* Records from a dataset *
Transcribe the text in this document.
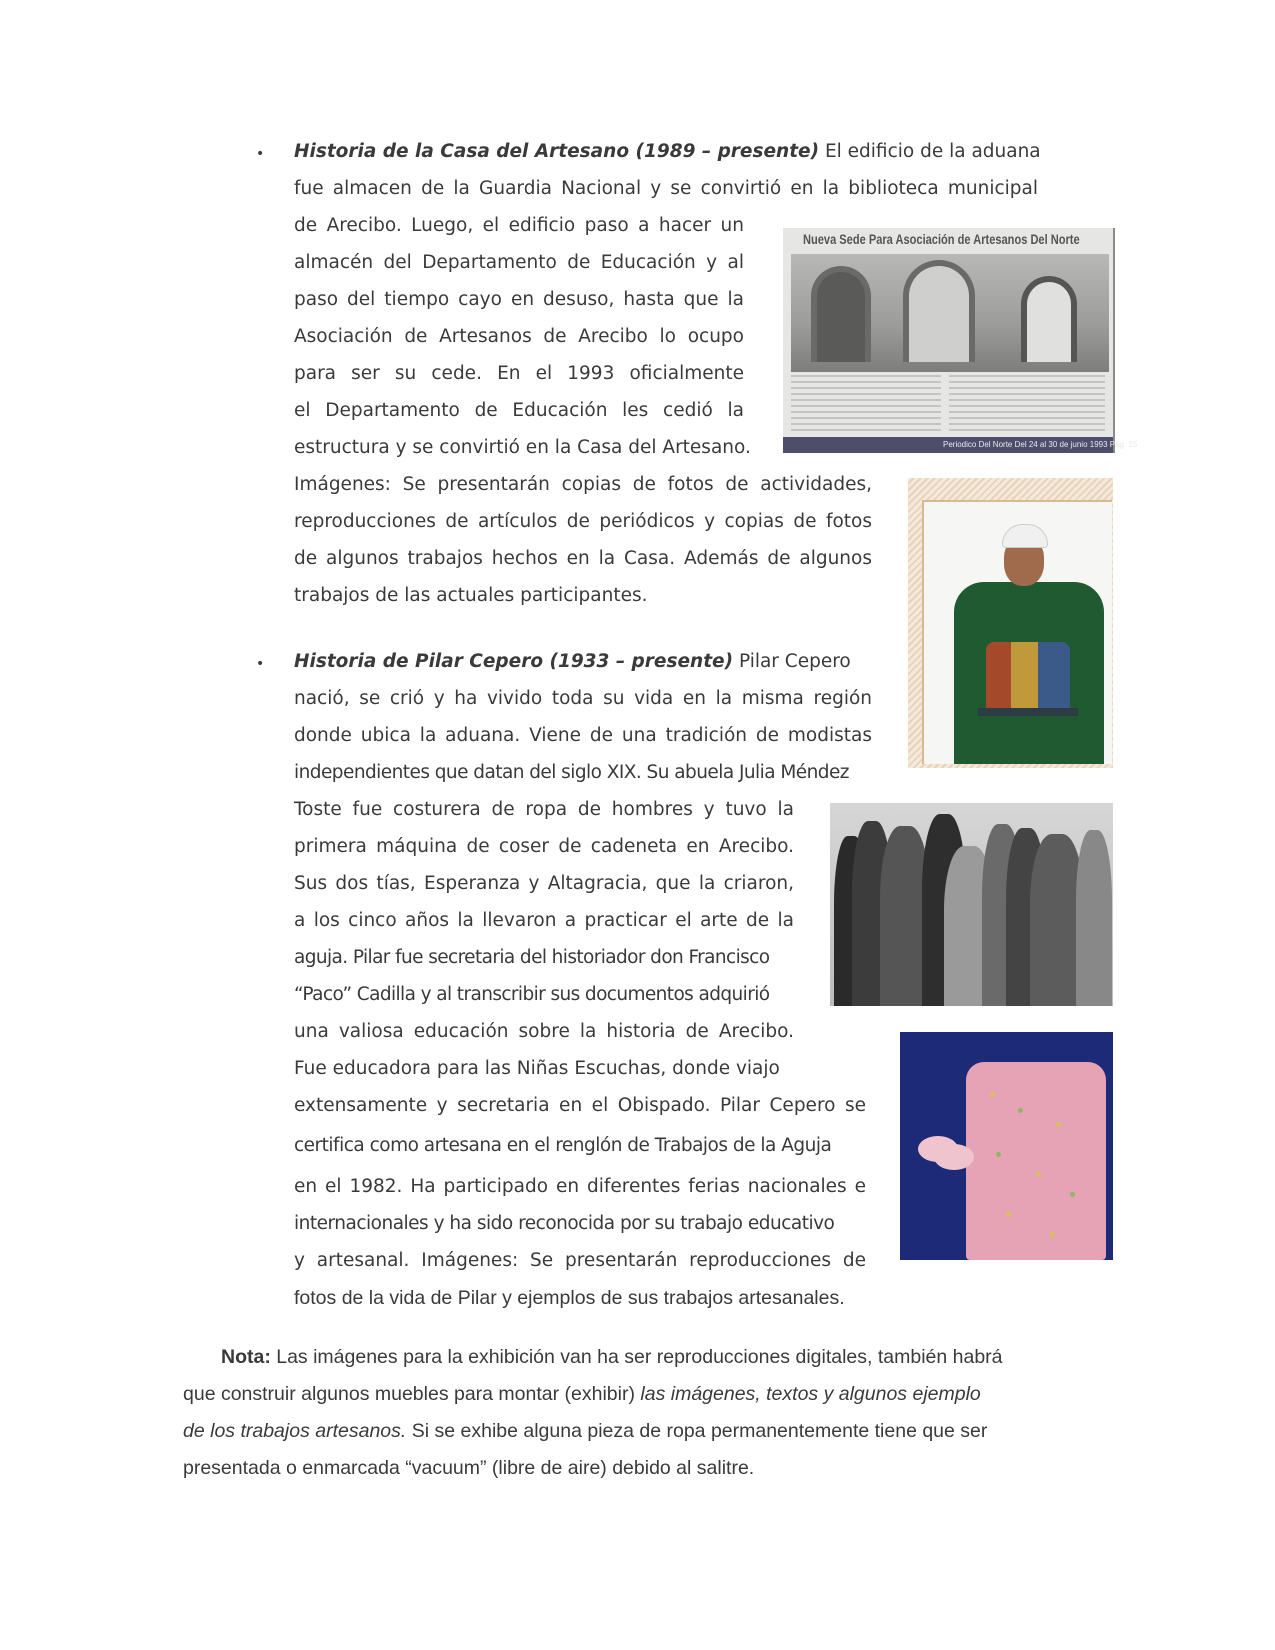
• Historia de la Casa del Artesano (1989 – presente) El edificio de la aduana
fue almacen de la Guardia Nacional y se convirtió en la biblioteca municipal
de Arecibo. Luego, el edificio paso a hacer un
almacén del Departamento de Educación y al
paso del tiempo cayo en desuso, hasta que la
Asociación de Artesanos de Arecibo lo ocupo
para ser su cede. En el 1993 oficialmente
el Departamento de Educación les cedió la
estructura y se convirtió en la Casa del Artesano.
Imágenes: Se presentarán copias de fotos de actividades,
reproducciones de artículos de periódicos y copias de fotos
de algunos trabajos hechos en la Casa. Además de algunos
trabajos de las actuales participantes.
Nueva Sede Para Asociación de Artesanos Del Norte
Periodico Del Norte Del 24 al 30 de junio 1993 Pág. 15
• Historia de Pilar Cepero (1933 – presente) Pilar Cepero
nació, se crió y ha vivido toda su vida en la misma región
donde ubica la aduana. Viene de una tradición de modistas
independientes que datan del siglo XIX. Su abuela Julia Méndez
Toste fue costurera de ropa de hombres y tuvo la
primera máquina de coser de cadeneta en Arecibo.
Sus dos tías, Esperanza y Altagracia, que la criaron,
a los cinco años la llevaron a practicar el arte de la
aguja. Pilar fue secretaria del historiador don Francisco
“Paco” Cadilla y al transcribir sus documentos adquirió
una valiosa educación sobre la historia de Arecibo.
Fue educadora para las Niñas Escuchas, donde viajo
extensamente y secretaria en el Obispado. Pilar Cepero se
certifica como artesana en el renglón de Trabajos de la Aguja
en el 1982. Ha participado en diferentes ferias nacionales e
internacionales y ha sido reconocida por su trabajo educativo
y artesanal. Imágenes: Se presentarán reproducciones de
fotos de la vida de Pilar y ejemplos de sus trabajos artesanales.
Nota: Las imágenes para la exhibición van ha ser reproducciones digitales, también habrá
que construir algunos muebles para montar (exhibir) las imágenes, textos y algunos ejemplo
de los trabajos artesanos. Si se exhibe alguna pieza de ropa permanentemente tiene que ser
presentada o enmarcada “vacuum” (libre de aire) debido al salitre.
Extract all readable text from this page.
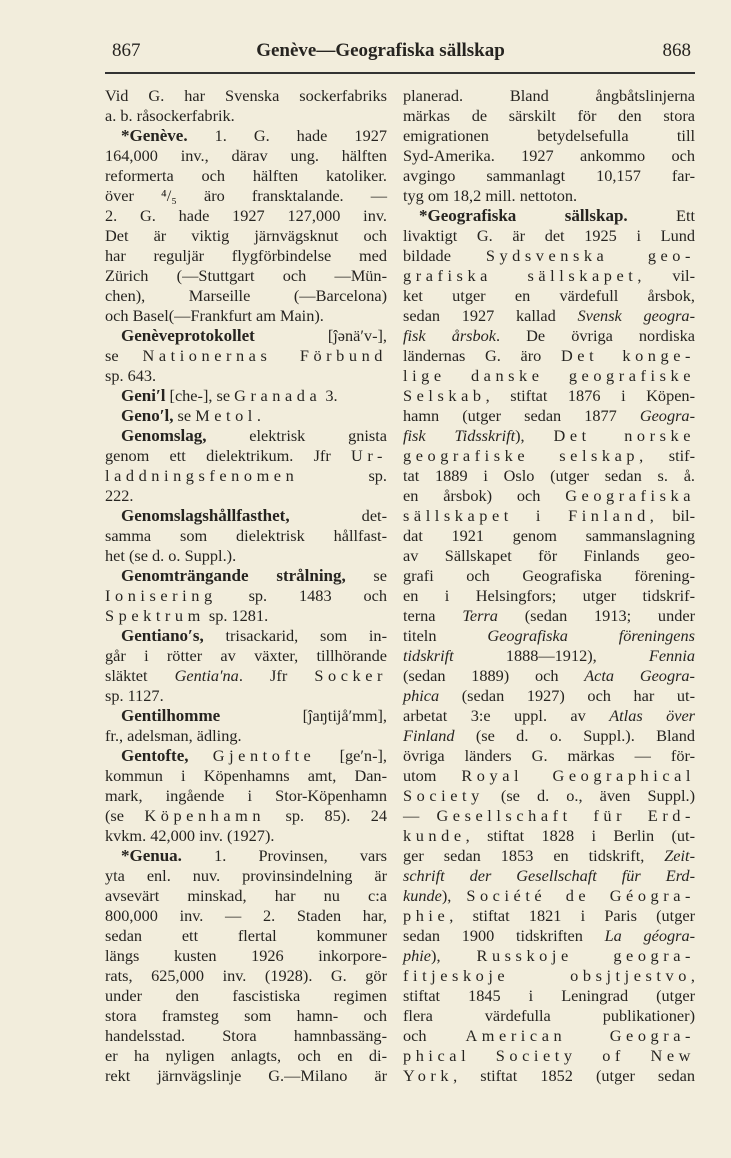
867	Genève—Geografiska sällskap	868
Vid G. har Svenska sockerfabriks
a. b. råsockerfabrik.
*Genève. 1. G. hade 1927
164,000 inv., därav ung. hälften
reformerta och hälften katoliker.
över ⁴/₅ äro fransktalande. —
2. G. hade 1927 127,000 inv.
Det är viktig järnvägsknut och
har reguljär flygförbindelse med
Zürich (—Stuttgart och —Mün-
chen), Marseille (—Barcelona)
och Basel(—Frankfurt am Main).
Genèveprotokollet [ĵənä′v-],
se Nationernas Förbund
sp. 643.
Geni′l [che-], se Granada 3.
Geno′l, se Metol.
Genomslag, elektrisk gnista
genom ett dielektrikum. Jfr Ur-
laddningsfenomen sp.
222.
Genomslagshållfasthet, det-
samma som dielektrisk hållfast-
het (se d. o. Suppl.).
Genomträngande strålning, se
Ionisering sp. 1483 och
Spektrum sp. 1281.
Gentiano′s, trisackarid, som in-
går i rötter av växter, tillhörande
släktet Gentia′na. Jfr Socker
sp. 1127.
Gentilhomme [ĵaŋtijå′mm],
fr., adelsman, ädling.
Gentofte, Gjentofte [ge′n-],
kommun i Köpenhamns amt, Dan-
mark, ingående i Stor-Köpenhamn
(se Köpenhamn sp. 85). 24
kvkm. 42,000 inv. (1927).
*Genua. 1. Provinsen, vars
yta enl. nuv. provinsindelning är
avsevärt minskad, har nu c:a
800,000 inv. — 2. Staden har,
sedan ett flertal kommuner
längs kusten 1926 inkorpore-
rats, 625,000 inv. (1928). G. gör
under den fascistiska regimen
stora framsteg som hamn- och
handelsstad. Stora hamnbassäng-
er ha nyligen anlagts, och en di-
rekt järnvägslinje G.—Milano är
planerad. Bland ångbåtslinjerna
märkas de särskilt för den stora
emigrationen betydelsefulla till
Syd-Amerika. 1927 ankommo och
avgingo sammanlagt 10,157 far-
tyg om 18,2 mill. nettoton.
*Geografiska sällskap. Ett
livaktigt G. är det 1925 i Lund
bildade Sydsvenska geo-
grafiska sällskapet, vil-
ket utger en värdefull årsbok,
sedan 1927 kallad Svensk geogra-
fisk årsbok. De övriga nordiska
ländernas G. äro Det konge-
lige danske geografiske
Selskab, stiftat 1876 i Köpen-
hamn (utger sedan 1877 Geogra-
fisk Tidsskrift), Det norske
geografiske selskap, stif-
tat 1889 i Oslo (utger sedan s. å.
en årsbok) och Geografiska
sällskapet i Finland, bil-
dat 1921 genom sammanslagning
av Sällskapet för Finlands geo-
grafi och Geografiska förening-
en i Helsingfors; utger tidskrif-
terna Terra (sedan 1913; under
titeln Geografiska föreningens
tidskrift 1888—1912), Fennia
(sedan 1889) och Acta Geogra-
phica (sedan 1927) och har ut-
arbetat 3:e uppl. av Atlas över
Finland (se d. o. Suppl.). Bland
övriga länders G. märkas — för-
utom Royal Geographical
Society (se d. o., även Suppl.)
— Gesellschaft für Erd-
kunde, stiftat 1828 i Berlin (ut-
ger sedan 1853 en tidskrift, Zeit-
schrift der Gesellschaft für Erd-
kunde), Société de Géogra-
phie, stiftat 1821 i Paris (utger
sedan 1900 tidskriften La géogra-
phie), Russkoje geogra-
fitjeskoje obsjtjestvo,
stiftat 1845 i Leningrad (utger
flera värdefulla publikationer)
och American Geogra-
phical Society of New
York, stiftat 1852 (utger sedan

* EXERCISE PROMPT *
Each line of the data that has the string "under" should be returned.

* ANSWER SPACE *
under den fascistiska regimen
terna Terra (sedan 1913; under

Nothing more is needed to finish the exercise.